▶ **TO DO**:
Arrange each line of the layout records as a JSON list of strings, with one string per line and blank lines left out.

Layout records

━━━━

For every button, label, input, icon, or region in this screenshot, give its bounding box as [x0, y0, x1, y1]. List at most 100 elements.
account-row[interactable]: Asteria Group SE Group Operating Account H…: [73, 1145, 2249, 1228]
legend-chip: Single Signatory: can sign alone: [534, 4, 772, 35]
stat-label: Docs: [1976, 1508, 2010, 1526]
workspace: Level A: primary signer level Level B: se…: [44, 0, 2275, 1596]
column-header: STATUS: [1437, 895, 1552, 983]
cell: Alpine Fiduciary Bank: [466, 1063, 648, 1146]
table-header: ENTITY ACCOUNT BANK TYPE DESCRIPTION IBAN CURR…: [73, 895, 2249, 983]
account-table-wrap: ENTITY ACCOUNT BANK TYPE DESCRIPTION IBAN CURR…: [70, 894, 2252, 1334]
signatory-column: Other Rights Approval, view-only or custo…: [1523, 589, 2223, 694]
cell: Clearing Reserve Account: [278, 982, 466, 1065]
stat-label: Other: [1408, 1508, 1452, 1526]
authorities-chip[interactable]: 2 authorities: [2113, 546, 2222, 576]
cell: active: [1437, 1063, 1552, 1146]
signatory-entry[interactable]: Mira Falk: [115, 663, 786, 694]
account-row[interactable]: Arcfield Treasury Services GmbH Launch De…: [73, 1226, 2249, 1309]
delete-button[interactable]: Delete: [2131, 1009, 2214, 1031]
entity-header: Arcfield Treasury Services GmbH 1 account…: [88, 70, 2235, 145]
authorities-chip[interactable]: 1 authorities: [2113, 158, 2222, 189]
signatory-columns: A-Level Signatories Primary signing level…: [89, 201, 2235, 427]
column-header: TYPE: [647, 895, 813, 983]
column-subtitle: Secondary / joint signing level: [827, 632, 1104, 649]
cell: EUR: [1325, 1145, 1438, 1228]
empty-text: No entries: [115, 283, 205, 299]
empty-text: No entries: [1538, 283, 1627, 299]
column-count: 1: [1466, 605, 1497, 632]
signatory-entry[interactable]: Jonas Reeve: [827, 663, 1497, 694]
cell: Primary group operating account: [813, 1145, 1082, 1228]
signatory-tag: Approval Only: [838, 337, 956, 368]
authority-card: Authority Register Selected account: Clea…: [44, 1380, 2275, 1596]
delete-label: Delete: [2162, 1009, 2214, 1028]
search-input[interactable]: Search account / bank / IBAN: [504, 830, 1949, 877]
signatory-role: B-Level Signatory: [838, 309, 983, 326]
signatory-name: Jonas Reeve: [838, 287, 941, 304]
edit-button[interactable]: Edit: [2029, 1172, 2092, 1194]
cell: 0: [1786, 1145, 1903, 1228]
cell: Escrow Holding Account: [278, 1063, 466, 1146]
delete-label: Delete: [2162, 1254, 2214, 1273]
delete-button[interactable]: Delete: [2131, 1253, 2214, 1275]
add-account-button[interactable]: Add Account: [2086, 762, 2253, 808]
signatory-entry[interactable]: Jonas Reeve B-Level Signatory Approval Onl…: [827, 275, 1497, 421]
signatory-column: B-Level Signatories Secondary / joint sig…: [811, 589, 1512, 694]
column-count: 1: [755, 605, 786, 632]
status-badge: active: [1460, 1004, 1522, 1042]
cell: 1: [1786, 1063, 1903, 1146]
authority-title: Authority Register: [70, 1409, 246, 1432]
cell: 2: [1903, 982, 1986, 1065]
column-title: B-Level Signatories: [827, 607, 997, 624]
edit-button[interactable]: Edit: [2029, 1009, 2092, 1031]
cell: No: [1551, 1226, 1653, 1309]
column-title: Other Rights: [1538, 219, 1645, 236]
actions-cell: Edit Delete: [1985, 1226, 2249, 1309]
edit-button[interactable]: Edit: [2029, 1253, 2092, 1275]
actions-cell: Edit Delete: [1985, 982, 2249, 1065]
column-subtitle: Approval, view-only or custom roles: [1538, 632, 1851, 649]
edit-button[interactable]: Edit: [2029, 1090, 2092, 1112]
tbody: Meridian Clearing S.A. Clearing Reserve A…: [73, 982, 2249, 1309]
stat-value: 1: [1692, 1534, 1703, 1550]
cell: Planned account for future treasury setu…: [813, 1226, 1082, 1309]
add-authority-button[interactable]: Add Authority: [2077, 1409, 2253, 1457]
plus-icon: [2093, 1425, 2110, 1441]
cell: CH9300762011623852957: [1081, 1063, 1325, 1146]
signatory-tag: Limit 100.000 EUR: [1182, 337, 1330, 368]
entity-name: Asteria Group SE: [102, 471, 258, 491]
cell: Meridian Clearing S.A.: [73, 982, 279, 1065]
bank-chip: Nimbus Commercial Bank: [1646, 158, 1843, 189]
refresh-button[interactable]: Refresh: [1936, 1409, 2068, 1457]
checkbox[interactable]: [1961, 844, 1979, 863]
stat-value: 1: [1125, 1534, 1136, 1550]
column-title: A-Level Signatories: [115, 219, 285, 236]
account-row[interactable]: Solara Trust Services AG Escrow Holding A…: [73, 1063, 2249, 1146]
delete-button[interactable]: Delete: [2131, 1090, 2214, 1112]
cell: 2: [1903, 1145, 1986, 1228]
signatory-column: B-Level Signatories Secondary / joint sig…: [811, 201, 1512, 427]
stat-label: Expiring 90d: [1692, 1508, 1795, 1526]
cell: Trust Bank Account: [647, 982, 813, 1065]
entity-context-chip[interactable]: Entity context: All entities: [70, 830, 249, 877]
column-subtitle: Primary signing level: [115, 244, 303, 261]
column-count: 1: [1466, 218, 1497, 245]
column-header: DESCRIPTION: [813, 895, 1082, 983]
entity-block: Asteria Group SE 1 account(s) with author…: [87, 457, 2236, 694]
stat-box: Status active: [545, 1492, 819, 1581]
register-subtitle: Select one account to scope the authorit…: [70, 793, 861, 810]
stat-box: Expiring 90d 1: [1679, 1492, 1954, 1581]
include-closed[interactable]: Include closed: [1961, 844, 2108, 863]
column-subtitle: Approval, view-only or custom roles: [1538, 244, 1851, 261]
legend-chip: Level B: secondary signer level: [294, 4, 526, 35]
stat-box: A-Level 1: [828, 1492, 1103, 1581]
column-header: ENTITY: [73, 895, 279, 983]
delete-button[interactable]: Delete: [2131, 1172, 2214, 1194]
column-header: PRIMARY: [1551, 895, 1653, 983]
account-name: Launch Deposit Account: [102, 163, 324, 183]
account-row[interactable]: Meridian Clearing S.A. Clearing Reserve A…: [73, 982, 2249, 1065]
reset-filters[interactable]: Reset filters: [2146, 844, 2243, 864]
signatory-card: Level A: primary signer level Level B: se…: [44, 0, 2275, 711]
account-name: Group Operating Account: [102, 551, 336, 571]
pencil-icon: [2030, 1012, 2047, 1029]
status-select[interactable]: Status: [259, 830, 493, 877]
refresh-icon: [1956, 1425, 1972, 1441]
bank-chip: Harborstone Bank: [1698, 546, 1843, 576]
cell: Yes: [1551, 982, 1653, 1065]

━━━━

▶ **REPLY TO THE TASK**:
[
  "For every button, label, input, icon, or region in this screenshot, give its bounding box as [x0, y0, x1, y1]. List at most 100 elements.",
  "account-row[interactable]: Asteria Group SE Group Operating Account H…: [73, 1145, 2249, 1228]",
  "legend-chip: Single Signatory: can sign alone: [534, 4, 772, 35]",
  "stat-label: Docs: [1976, 1508, 2010, 1526]",
  "workspace: Level A: primary signer level Level B: se…: [44, 0, 2275, 1596]",
  "column-header: STATUS: [1437, 895, 1552, 983]",
  "cell: Alpine Fiduciary Bank: [466, 1063, 648, 1146]",
  "table-header: ENTITY ACCOUNT BANK TYPE DESCRIPTION IBAN CURR…: [73, 895, 2249, 983]",
  "account-table-wrap: ENTITY ACCOUNT BANK TYPE DESCRIPTION IBAN CURR…: [70, 894, 2252, 1334]",
  "signatory-column: Other Rights Approval, view-only or custo…: [1523, 589, 2223, 694]",
  "cell: Clearing Reserve Account: [278, 982, 466, 1065]",
  "stat-label: Other: [1408, 1508, 1452, 1526]",
  "authorities-chip[interactable]: 2 authorities: [2113, 546, 2222, 576]",
  "cell: active: [1437, 1063, 1552, 1146]",
  "signatory-entry[interactable]: Mira Falk: [115, 663, 786, 694]",
  "account-row[interactable]: Arcfield Treasury Services GmbH Launch De…: [73, 1226, 2249, 1309]",
  "delete-button[interactable]: Delete: [2131, 1009, 2214, 1031]",
  "entity-header: Arcfield Treasury Services GmbH 1 account…: [88, 70, 2235, 145]",
  "authorities-chip[interactable]: 1 authorities: [2113, 158, 2222, 189]",
  "signatory-columns: A-Level Signatories Primary signing level…: [89, 201, 2235, 427]",
  "column-header: TYPE: [647, 895, 813, 983]",
  "column-subtitle: Secondary / joint signing level: [827, 632, 1104, 649]",
  "cell: EUR: [1325, 1145, 1438, 1228]",
  "empty-text: No entries: [115, 283, 205, 299]",
  "empty-text: No entries: [1538, 283, 1627, 299]",
  "column-count: 1: [1466, 605, 1497, 632]",
  "signatory-entry[interactable]: Jonas Reeve: [827, 663, 1497, 694]",
  "cell: Primary group operating account: [813, 1145, 1082, 1228]",
  "signatory-tag: Approval Only: [838, 337, 956, 368]",
  "authority-card: Authority Register Selected account: Clea…: [44, 1380, 2275, 1596]",
  "delete-label: Delete: [2162, 1009, 2214, 1028]",
  "search-input[interactable]: Search account / bank / IBAN: [504, 830, 1949, 877]",
  "signatory-role: B-Level Signatory: [838, 309, 983, 326]",
  "signatory-name: Jonas Reeve: [838, 287, 941, 304]",
  "edit-button[interactable]: Edit: [2029, 1172, 2092, 1194]",
  "cell: 0: [1786, 1145, 1903, 1228]",
  "cell: Escrow Holding Account: [278, 1063, 466, 1146]",
  "delete-label: Delete: [2162, 1254, 2214, 1273]",
  "delete-button[interactable]: Delete: [2131, 1253, 2214, 1275]",
  "add-account-button[interactable]: Add Account: [2086, 762, 2253, 808]",
  "signatory-entry[interactable]: Jonas Reeve B-Level Signatory Approval Onl…: [827, 275, 1497, 421]",
  "signatory-column: B-Level Signatories Secondary / joint sig…: [811, 589, 1512, 694]",
  "column-count: 1: [755, 605, 786, 632]",
  "status-badge: active: [1460, 1004, 1522, 1042]",
  "cell: 1: [1786, 1063, 1903, 1146]",
  "authority-title: Authority Register: [70, 1409, 246, 1432]",
  "cell: 2: [1903, 982, 1986, 1065]",
  "column-title: B-Level Signatories: [827, 607, 997, 624]",
  "edit-button[interactable]: Edit: [2029, 1009, 2092, 1031]",
  "cell: No: [1551, 1226, 1653, 1309]",
  "column-title: Other Rights: [1538, 219, 1645, 236]",
  "actions-cell: Edit Delete: [1985, 1226, 2249, 1309]",
  "edit-button[interactable]: Edit: [2029, 1253, 2092, 1275]",
  "actions-cell: Edit Delete: [1985, 982, 2249, 1065]",
  "column-subtitle: Approval, view-only or custom roles: [1538, 632, 1851, 649]",
  "edit-button[interactable]: Edit: [2029, 1090, 2092, 1112]",
  "tbody: Meridian Clearing S.A. Clearing Reserve A…: [73, 982, 2249, 1309]",
  "stat-value: 1: [1692, 1534, 1703, 1550]",
  "cell: Planned account for future treasury setu…: [813, 1226, 1082, 1309]",
  "add-authority-button[interactable]: Add Authority: [2077, 1409, 2253, 1457]",
  "plus-icon: [2093, 1425, 2110, 1441]",
  "cell: CH9300762011623852957: [1081, 1063, 1325, 1146]",
  "signatory-tag: Limit 100.000 EUR: [1182, 337, 1330, 368]",
  "entity-name: Asteria Group SE: [102, 471, 258, 491]",
  "cell: Meridian Clearing S.A.: [73, 982, 279, 1065]",
  "bank-chip: Nimbus Commercial Bank: [1646, 158, 1843, 189]",
  "refresh-button[interactable]: Refresh: [1936, 1409, 2068, 1457]",
  "checkbox[interactable]: [1961, 844, 1979, 863]",
  "stat-value: 1: [1125, 1534, 1136, 1550]",
  "column-title: A-Level Signatories: [115, 219, 285, 236]",
  "account-row[interactable]: Solara Trust Services AG Escrow Holding A…: [73, 1063, 2249, 1146]",
  "delete-button[interactable]: Delete: [2131, 1090, 2214, 1112]",
  "cell: 2: [1903, 1145, 1986, 1228]",
  "signatory-column: B-Level Signatories Secondary / joint sig…: [811, 201, 1512, 427]",
  "stat-label: Expiring 90d: [1692, 1508, 1795, 1526]",
  "cell: Trust Bank Account: [647, 982, 813, 1065]",
  "entity-context-chip[interactable]: Entity context: All entities: [70, 830, 249, 877]",
  "column-subtitle: Primary signing level: [115, 244, 303, 261]",
  "column-count: 1: [1466, 218, 1497, 245]",
  "column-header: DESCRIPTION: [813, 895, 1082, 983]",
  "entity-block: Asteria Group SE 1 account(s) with author…: [87, 457, 2236, 694]",
  "stat-box: Status active: [545, 1492, 819, 1581]",
  "register-subtitle: Select one account to scope the authorit…: [70, 793, 861, 810]",
  "stat-box: Expiring 90d 1: [1679, 1492, 1954, 1581]",
  "include-closed[interactable]: Include closed: [1961, 844, 2108, 863]",
  "column-subtitle: Approval, view-only or custom roles: [1538, 244, 1851, 261]",
  "legend-chip: Level B: secondary signer level: [294, 4, 526, 35]",
  "stat-box: A-Level 1: [828, 1492, 1103, 1581]",
  "column-header: ENTITY: [73, 895, 279, 983]",
  "delete-button[interactable]: Delete: [2131, 1172, 2214, 1194]",
  "column-header: PRIMARY: [1551, 895, 1653, 983]",
  "account-name: Launch Deposit Account: [102, 163, 324, 183]",
  "account-row[interactable]: Meridian Clearing S.A. Clearing Reserve A…: [73, 982, 2249, 1065]",
  "reset-filters[interactable]: Reset filters: [2146, 844, 2243, 864]",
  "signatory-card: Level A: primary signer level Level B: se…: [44, 0, 2275, 711]",
  "account-name: Group Operating Account: [102, 551, 336, 571]",
  "pencil-icon: [2030, 1012, 2047, 1029]",
  "status-select[interactable]: Status: [259, 830, 493, 877]",
  "refresh-icon: [1956, 1425, 1972, 1441]",
  "bank-chip: Harborstone Bank: [1698, 546, 1843, 576]",
  "cell: Yes: [1551, 982, 1653, 1065]"
]